• _WHAT THE TASK REQUIRES_: Extract the records in full, leaving every picture out.

• _Data extracted from a collection_:
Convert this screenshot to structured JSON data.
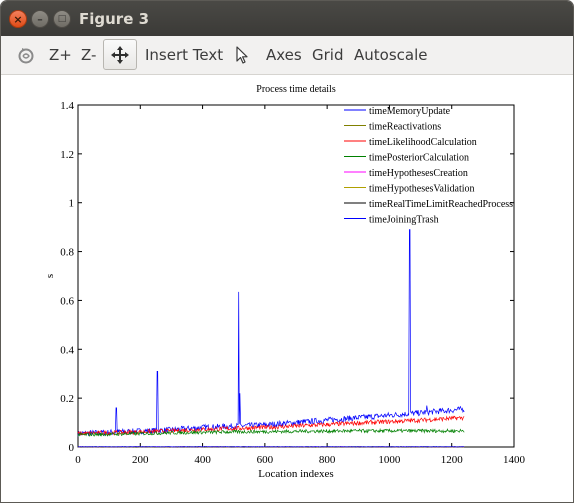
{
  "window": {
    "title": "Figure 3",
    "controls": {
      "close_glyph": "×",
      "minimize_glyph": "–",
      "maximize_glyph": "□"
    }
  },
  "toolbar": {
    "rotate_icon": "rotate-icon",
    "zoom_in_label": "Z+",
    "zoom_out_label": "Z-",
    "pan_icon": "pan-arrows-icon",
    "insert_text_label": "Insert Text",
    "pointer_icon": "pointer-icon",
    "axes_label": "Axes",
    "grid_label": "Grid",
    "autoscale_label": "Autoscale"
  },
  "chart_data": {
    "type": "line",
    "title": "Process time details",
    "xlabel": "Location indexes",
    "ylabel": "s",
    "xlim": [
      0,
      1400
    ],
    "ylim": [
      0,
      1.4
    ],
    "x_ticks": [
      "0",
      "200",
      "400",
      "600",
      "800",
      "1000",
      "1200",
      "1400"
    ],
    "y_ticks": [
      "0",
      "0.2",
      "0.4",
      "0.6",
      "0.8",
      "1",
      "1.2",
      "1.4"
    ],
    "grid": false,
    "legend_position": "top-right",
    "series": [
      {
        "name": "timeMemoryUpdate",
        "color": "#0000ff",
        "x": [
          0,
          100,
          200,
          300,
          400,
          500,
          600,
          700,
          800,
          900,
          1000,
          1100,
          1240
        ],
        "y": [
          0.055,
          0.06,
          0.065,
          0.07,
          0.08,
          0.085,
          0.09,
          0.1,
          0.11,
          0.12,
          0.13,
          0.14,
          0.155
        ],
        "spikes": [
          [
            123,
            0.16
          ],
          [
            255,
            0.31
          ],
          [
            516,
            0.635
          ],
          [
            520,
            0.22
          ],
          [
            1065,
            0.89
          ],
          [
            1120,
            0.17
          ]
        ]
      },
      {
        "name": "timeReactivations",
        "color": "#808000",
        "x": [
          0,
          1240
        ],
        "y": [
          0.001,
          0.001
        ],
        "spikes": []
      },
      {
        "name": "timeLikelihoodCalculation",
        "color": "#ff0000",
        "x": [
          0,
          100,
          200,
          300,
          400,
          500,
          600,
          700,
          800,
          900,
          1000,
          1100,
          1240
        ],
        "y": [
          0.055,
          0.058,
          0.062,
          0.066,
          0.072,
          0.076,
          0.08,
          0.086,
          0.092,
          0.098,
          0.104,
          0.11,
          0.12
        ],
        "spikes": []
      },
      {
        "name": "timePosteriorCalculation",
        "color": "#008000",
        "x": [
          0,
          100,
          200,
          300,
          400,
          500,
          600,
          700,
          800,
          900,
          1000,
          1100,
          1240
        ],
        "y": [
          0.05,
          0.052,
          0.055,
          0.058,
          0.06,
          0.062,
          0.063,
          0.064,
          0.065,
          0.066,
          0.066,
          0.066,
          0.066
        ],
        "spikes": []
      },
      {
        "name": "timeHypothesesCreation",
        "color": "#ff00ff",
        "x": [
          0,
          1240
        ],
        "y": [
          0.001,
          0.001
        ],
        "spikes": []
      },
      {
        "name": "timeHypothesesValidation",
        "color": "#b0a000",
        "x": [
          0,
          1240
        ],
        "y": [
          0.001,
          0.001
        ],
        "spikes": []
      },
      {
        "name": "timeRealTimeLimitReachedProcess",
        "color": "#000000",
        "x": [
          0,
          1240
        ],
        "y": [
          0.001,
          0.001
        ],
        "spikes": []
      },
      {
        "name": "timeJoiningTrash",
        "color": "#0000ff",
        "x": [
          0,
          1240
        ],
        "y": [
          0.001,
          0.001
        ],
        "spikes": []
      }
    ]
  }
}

• _TASK RESPONSE_:
Convert this screenshot to structured JSON data.
{
  "window": {
    "title": "Figure 3",
    "controls": {
      "close_glyph": "×",
      "minimize_glyph": "–",
      "maximize_glyph": "□"
    }
  },
  "toolbar": {
    "rotate_icon": "rotate-icon",
    "zoom_in_label": "Z+",
    "zoom_out_label": "Z-",
    "pan_icon": "pan-arrows-icon",
    "insert_text_label": "Insert Text",
    "pointer_icon": "pointer-icon",
    "axes_label": "Axes",
    "grid_label": "Grid",
    "autoscale_label": "Autoscale"
  },
  "chart_data": {
    "type": "line",
    "title": "Process time details",
    "xlabel": "Location indexes",
    "ylabel": "s",
    "xlim": [
      0,
      1400
    ],
    "ylim": [
      0,
      1.4
    ],
    "x_ticks": [
      "0",
      "200",
      "400",
      "600",
      "800",
      "1000",
      "1200",
      "1400"
    ],
    "y_ticks": [
      "0",
      "0.2",
      "0.4",
      "0.6",
      "0.8",
      "1",
      "1.2",
      "1.4"
    ],
    "grid": false,
    "legend_position": "top-right",
    "series": [
      {
        "name": "timeMemoryUpdate",
        "color": "#0000ff",
        "x": [
          0,
          100,
          200,
          300,
          400,
          500,
          600,
          700,
          800,
          900,
          1000,
          1100,
          1240
        ],
        "y": [
          0.055,
          0.06,
          0.065,
          0.07,
          0.08,
          0.085,
          0.09,
          0.1,
          0.11,
          0.12,
          0.13,
          0.14,
          0.155
        ],
        "spikes": [
          [
            123,
            0.16
          ],
          [
            255,
            0.31
          ],
          [
            516,
            0.635
          ],
          [
            520,
            0.22
          ],
          [
            1065,
            0.89
          ],
          [
            1120,
            0.17
          ]
        ]
      },
      {
        "name": "timeReactivations",
        "color": "#808000",
        "x": [
          0,
          1240
        ],
        "y": [
          0.001,
          0.001
        ],
        "spikes": []
      },
      {
        "name": "timeLikelihoodCalculation",
        "color": "#ff0000",
        "x": [
          0,
          100,
          200,
          300,
          400,
          500,
          600,
          700,
          800,
          900,
          1000,
          1100,
          1240
        ],
        "y": [
          0.055,
          0.058,
          0.062,
          0.066,
          0.072,
          0.076,
          0.08,
          0.086,
          0.092,
          0.098,
          0.104,
          0.11,
          0.12
        ],
        "spikes": []
      },
      {
        "name": "timePosteriorCalculation",
        "color": "#008000",
        "x": [
          0,
          100,
          200,
          300,
          400,
          500,
          600,
          700,
          800,
          900,
          1000,
          1100,
          1240
        ],
        "y": [
          0.05,
          0.052,
          0.055,
          0.058,
          0.06,
          0.062,
          0.063,
          0.064,
          0.065,
          0.066,
          0.066,
          0.066,
          0.066
        ],
        "spikes": []
      },
      {
        "name": "timeHypothesesCreation",
        "color": "#ff00ff",
        "x": [
          0,
          1240
        ],
        "y": [
          0.001,
          0.001
        ],
        "spikes": []
      },
      {
        "name": "timeHypothesesValidation",
        "color": "#b0a000",
        "x": [
          0,
          1240
        ],
        "y": [
          0.001,
          0.001
        ],
        "spikes": []
      },
      {
        "name": "timeRealTimeLimitReachedProcess",
        "color": "#000000",
        "x": [
          0,
          1240
        ],
        "y": [
          0.001,
          0.001
        ],
        "spikes": []
      },
      {
        "name": "timeJoiningTrash",
        "color": "#0000ff",
        "x": [
          0,
          1240
        ],
        "y": [
          0.001,
          0.001
        ],
        "spikes": []
      }
    ]
  }
}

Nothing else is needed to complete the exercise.